JOB 1: Return the records from the line containing "legend-box bbox=[953, 44, 1095, 90]" down to the line containing "dashed-arrow bbox=[149, 26, 211, 50]", both included, copying each line exactly as it stands and nothing else.
------
One mistake, one unintentional posting of a link to Duke’s site, and Delich is now apparently someone who “posts links to articles on the website of neo-Nazi and former Ku Klux Klan member, David Duke.” How’s that for a smear job on an innocent woman? Do these seem like the actions of people who are interested in open and honest discourse on the plight of the Palestinian and Israeli people? Or are they the actions of people who, having no reasonable argument to put forth, resort to ad-homimen attacks and the blunt force instrument that is the cry of “anti-semitism”. In doing so, are these people not in fact working against the expressed desire of the Israeli people for peace with their Palestinian and Arab neighbors? In thwarting the efforts to pressure the Israeli government to fulfill the wishes of the Israeli people for a peaceful settlement (which is being forestalled by continued Israeli oppression of Palestinians), how can these people claim to be defending Jewish interests? Clearly they are not, but they are certainly defending the interests of the corrupt Israeli government, in precisely the same way that the pro-war rantings of right-wing American ‘patriots’ defend only the interests of the corrupt Bush government and their lackeys.
------
JOB 2: Say whether each statement agrees with the passage about the smear against Delich. Answer yes or no, and quote the deciding words of the passage. (a) The passage says Delich posted links to Duke's site on several occasions. (b) The passage refers to an expressed desire of the Israeli people for peace with their Palestinian and Arab neighbors. (c) The passage says the pro-war rantings of right-wing American patriots defend the interests of the Bush government.

RECORDS SHOWN:
------
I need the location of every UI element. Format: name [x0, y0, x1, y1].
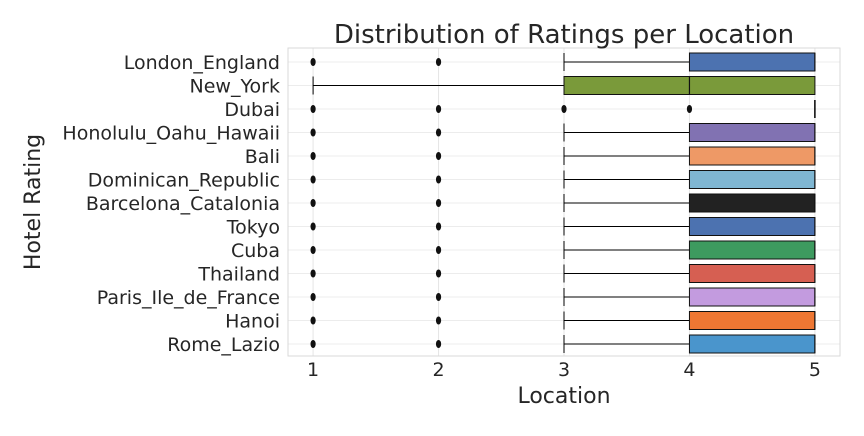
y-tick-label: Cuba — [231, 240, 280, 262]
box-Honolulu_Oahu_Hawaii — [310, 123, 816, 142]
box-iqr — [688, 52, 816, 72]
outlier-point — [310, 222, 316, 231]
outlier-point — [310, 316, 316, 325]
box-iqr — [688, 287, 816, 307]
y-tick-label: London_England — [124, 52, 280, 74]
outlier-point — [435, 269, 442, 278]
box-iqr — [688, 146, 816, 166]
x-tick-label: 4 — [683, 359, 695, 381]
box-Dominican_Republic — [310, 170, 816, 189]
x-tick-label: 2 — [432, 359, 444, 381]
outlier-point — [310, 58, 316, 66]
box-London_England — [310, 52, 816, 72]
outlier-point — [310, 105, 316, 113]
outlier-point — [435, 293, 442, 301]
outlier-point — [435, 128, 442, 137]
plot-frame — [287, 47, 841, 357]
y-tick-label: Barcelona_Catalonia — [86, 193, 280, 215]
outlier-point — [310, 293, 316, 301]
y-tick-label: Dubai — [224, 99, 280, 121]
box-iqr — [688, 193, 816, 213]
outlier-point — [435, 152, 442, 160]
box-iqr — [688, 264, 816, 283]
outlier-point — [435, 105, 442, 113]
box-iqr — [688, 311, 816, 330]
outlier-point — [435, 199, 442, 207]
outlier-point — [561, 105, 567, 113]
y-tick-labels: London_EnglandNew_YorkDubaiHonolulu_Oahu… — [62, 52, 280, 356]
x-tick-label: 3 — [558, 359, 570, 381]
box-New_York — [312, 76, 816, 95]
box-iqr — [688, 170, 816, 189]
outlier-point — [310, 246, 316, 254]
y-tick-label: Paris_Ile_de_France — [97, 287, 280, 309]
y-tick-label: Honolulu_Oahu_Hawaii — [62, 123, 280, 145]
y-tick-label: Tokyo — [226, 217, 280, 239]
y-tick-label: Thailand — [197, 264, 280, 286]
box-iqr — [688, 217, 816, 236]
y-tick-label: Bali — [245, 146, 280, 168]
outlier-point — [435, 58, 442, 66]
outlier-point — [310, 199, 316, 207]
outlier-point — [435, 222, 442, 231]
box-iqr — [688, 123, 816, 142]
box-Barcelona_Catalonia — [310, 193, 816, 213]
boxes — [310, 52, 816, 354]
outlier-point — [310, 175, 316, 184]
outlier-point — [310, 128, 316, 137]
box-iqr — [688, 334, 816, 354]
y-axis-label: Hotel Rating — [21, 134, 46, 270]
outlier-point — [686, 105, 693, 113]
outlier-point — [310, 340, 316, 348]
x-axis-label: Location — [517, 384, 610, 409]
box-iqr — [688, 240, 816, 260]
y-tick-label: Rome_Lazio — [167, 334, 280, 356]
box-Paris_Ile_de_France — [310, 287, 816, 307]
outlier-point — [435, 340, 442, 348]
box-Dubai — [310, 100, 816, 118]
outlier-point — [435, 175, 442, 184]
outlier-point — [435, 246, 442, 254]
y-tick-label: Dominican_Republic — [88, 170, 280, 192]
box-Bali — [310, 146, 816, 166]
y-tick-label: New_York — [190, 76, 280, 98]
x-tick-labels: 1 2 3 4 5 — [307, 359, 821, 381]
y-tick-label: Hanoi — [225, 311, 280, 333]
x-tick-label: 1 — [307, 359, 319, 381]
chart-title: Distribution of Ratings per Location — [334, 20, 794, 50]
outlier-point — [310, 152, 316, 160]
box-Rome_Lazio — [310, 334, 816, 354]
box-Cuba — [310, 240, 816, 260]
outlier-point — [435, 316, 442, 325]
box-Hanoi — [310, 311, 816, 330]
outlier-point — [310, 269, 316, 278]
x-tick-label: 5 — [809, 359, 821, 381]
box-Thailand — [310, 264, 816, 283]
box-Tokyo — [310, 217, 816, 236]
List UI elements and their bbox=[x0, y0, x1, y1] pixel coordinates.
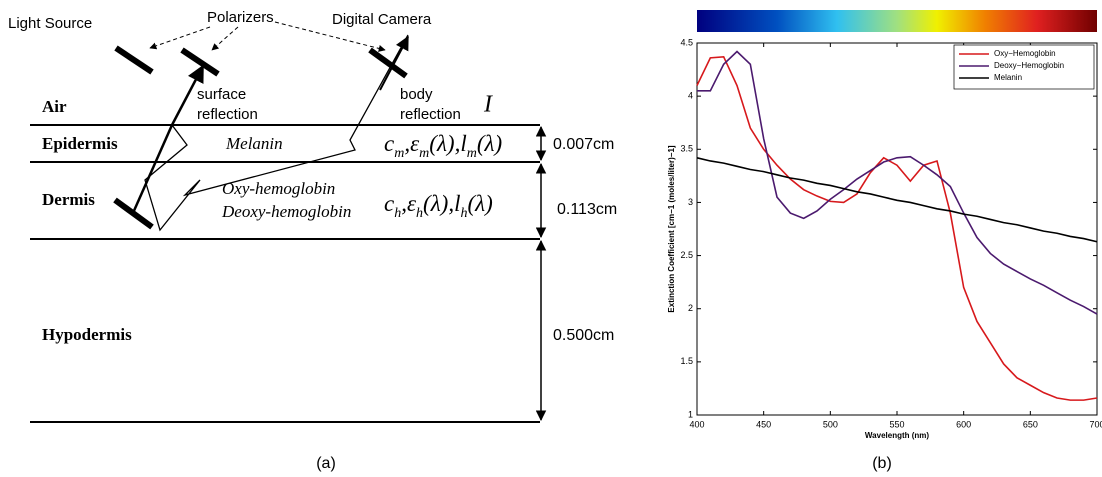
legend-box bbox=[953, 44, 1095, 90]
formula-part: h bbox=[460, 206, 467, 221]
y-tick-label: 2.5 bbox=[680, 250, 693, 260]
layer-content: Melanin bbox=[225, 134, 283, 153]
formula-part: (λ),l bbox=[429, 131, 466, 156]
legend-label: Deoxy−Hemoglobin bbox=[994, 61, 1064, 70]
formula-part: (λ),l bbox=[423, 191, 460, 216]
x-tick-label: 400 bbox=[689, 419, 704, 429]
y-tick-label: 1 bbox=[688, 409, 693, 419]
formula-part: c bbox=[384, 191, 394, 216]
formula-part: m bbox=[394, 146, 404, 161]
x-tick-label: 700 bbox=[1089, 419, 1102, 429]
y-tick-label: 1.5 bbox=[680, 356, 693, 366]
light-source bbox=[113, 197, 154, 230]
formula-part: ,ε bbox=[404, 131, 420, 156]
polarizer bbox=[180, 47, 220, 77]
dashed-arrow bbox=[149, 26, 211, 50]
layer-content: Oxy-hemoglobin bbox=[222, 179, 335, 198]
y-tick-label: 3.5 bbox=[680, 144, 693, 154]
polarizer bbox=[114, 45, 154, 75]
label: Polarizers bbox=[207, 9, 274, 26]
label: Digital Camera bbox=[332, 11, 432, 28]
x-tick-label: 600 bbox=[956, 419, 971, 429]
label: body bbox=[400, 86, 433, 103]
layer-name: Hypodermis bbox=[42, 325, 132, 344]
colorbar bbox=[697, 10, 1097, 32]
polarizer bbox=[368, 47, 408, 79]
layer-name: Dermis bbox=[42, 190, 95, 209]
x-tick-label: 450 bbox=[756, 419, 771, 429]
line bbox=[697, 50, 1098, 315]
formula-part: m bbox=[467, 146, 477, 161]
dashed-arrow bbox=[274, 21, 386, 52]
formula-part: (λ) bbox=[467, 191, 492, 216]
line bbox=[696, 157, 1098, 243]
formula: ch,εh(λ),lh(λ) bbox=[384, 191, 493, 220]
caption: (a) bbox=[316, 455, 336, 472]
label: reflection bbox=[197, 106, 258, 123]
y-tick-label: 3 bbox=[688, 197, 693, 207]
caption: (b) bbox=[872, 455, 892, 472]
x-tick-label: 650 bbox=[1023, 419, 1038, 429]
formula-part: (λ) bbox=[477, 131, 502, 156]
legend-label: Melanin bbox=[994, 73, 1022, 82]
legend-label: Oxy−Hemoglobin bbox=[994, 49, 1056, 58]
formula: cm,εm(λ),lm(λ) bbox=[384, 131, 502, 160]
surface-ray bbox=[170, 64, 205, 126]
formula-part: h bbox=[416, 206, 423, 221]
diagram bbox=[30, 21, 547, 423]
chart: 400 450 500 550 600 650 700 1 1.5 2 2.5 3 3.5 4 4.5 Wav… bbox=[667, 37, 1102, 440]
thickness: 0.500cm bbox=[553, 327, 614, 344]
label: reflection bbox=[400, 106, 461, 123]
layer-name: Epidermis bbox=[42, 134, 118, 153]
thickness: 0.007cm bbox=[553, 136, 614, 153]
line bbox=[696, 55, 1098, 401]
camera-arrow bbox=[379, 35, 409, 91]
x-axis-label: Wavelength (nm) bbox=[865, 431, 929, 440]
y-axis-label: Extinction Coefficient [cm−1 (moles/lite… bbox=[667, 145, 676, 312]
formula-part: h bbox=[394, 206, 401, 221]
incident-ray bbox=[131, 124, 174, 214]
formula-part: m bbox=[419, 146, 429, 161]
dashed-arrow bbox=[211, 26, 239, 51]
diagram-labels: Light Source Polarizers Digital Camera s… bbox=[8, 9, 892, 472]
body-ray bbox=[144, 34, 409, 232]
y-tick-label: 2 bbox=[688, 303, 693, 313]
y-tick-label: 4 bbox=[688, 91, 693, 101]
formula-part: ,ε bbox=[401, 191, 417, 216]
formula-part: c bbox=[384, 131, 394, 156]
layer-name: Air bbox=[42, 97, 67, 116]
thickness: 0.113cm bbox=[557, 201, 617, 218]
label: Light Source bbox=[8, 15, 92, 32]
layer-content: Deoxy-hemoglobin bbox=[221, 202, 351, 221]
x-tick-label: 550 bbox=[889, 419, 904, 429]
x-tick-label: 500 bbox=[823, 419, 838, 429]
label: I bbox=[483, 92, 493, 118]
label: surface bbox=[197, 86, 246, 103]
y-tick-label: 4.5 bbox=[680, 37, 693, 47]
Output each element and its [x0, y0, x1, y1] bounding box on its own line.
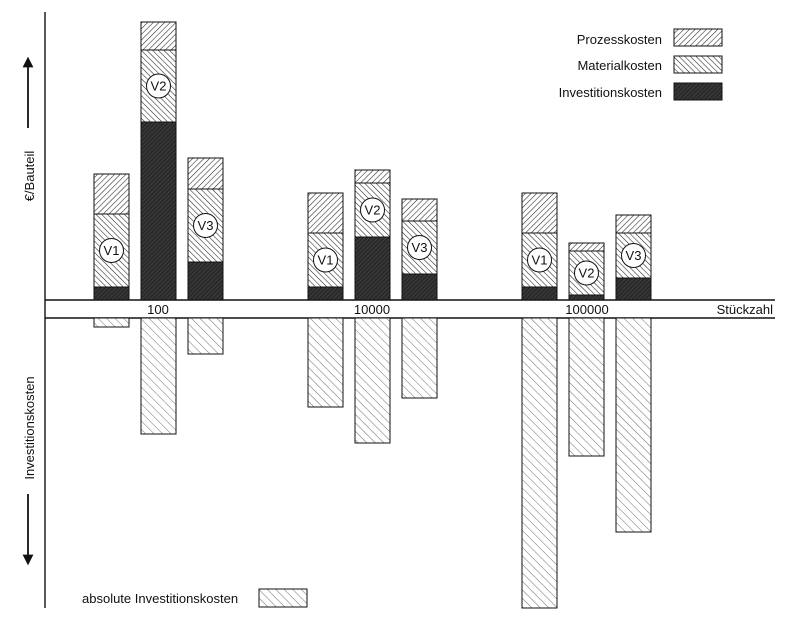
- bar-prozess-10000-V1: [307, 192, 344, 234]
------
WORKED ANSWER 1:
legend-box bbox=[953, 44, 1095, 90]
formula-part: h bbox=[460, 206, 467, 221]
y-tick-label: 2.5 bbox=[680, 250, 693, 260]
layer-content: Melanin bbox=[225, 134, 283, 153]
formula-part: (λ),l bbox=[429, 131, 466, 156]
legend-label: Deoxy−Hemoglobin bbox=[994, 61, 1064, 70]
formula-part: (λ),l bbox=[423, 191, 460, 216]
x-tick-label: 400 bbox=[689, 419, 704, 429]
y-tick-label: 1 bbox=[688, 409, 693, 419]
formula-part: c bbox=[384, 191, 394, 216]
formula-part: m bbox=[394, 146, 404, 161]
x-tick-label: 700 bbox=[1089, 419, 1102, 429]
y-tick-label: 1.5 bbox=[680, 356, 693, 366]
light-source bbox=[113, 197, 154, 230]
formula-part: ,ε bbox=[404, 131, 420, 156]
polarizer bbox=[180, 47, 220, 77]
dashed-arrow bbox=[149, 26, 211, 50]

WORKED ANSWER 2:
(a) No: "One mistake, one unintentional posting of a link to Duke’s site"
(b) Yes: "the expressed desire of the Israeli people for peace with their Palestinian and Arab neighbors"
(c) Yes: "defend only the interests of the corrupt Bush government and their lackeys"